## start

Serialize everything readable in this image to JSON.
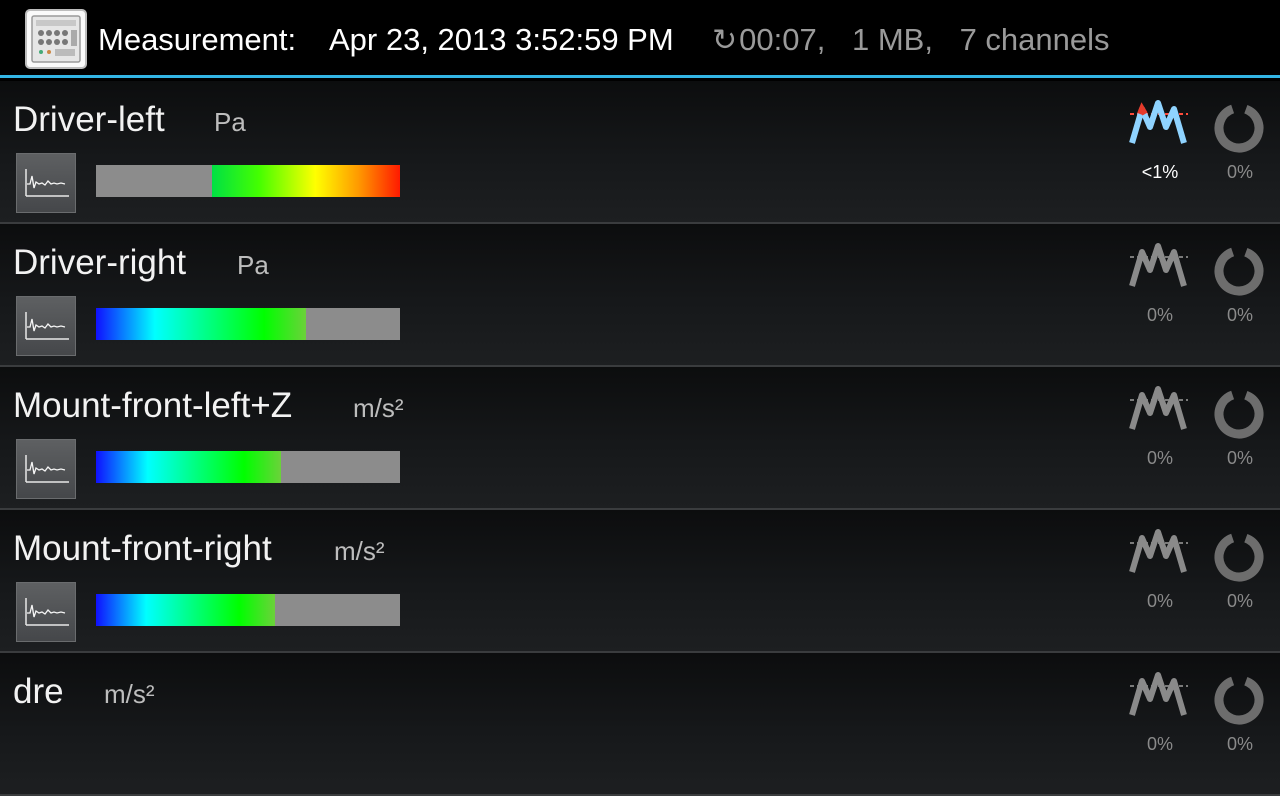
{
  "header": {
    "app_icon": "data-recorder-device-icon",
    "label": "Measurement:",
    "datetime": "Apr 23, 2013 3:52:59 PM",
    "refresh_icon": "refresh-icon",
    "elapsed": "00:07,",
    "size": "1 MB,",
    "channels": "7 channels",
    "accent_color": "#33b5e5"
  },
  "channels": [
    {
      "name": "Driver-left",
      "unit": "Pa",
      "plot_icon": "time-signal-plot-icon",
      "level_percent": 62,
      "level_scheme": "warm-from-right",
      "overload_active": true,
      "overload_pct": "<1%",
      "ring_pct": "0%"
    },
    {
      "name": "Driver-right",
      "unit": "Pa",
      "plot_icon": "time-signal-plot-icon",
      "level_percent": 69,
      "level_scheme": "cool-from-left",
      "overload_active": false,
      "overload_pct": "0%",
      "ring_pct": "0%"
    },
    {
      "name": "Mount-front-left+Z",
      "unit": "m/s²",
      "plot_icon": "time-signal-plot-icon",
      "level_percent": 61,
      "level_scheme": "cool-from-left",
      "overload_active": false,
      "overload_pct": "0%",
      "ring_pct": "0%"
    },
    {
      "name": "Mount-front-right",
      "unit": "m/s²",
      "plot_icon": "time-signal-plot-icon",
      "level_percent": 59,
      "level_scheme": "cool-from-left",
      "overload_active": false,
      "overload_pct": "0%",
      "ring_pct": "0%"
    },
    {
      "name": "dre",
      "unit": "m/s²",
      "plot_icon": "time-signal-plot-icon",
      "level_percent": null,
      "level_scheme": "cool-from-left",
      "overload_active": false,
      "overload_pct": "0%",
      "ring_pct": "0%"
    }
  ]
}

## end

**EXERCISE**
Can you retype every record above exactly, leaving out the pictures?

**EXERCISE SOLUTION**
Serialize everything readable in this image to JSON.
{
  "header": {
    "app_icon": "data-recorder-device-icon",
    "label": "Measurement:",
    "datetime": "Apr 23, 2013 3:52:59 PM",
    "refresh_icon": "refresh-icon",
    "elapsed": "00:07,",
    "size": "1 MB,",
    "channels": "7 channels",
    "accent_color": "#33b5e5"
  },
  "channels": [
    {
      "name": "Driver-left",
      "unit": "Pa",
      "plot_icon": "time-signal-plot-icon",
      "level_percent": 62,
      "level_scheme": "warm-from-right",
      "overload_active": true,
      "overload_pct": "<1%",
      "ring_pct": "0%"
    },
    {
      "name": "Driver-right",
      "unit": "Pa",
      "plot_icon": "time-signal-plot-icon",
      "level_percent": 69,
      "level_scheme": "cool-from-left",
      "overload_active": false,
      "overload_pct": "0%",
      "ring_pct": "0%"
    },
    {
      "name": "Mount-front-left+Z",
      "unit": "m/s²",
      "plot_icon": "time-signal-plot-icon",
      "level_percent": 61,
      "level_scheme": "cool-from-left",
      "overload_active": false,
      "overload_pct": "0%",
      "ring_pct": "0%"
    },
    {
      "name": "Mount-front-right",
      "unit": "m/s²",
      "plot_icon": "time-signal-plot-icon",
      "level_percent": 59,
      "level_scheme": "cool-from-left",
      "overload_active": false,
      "overload_pct": "0%",
      "ring_pct": "0%"
    },
    {
      "name": "dre",
      "unit": "m/s²",
      "plot_icon": "time-signal-plot-icon",
      "level_percent": null,
      "level_scheme": "cool-from-left",
      "overload_active": false,
      "overload_pct": "0%",
      "ring_pct": "0%"
    }
  ]
}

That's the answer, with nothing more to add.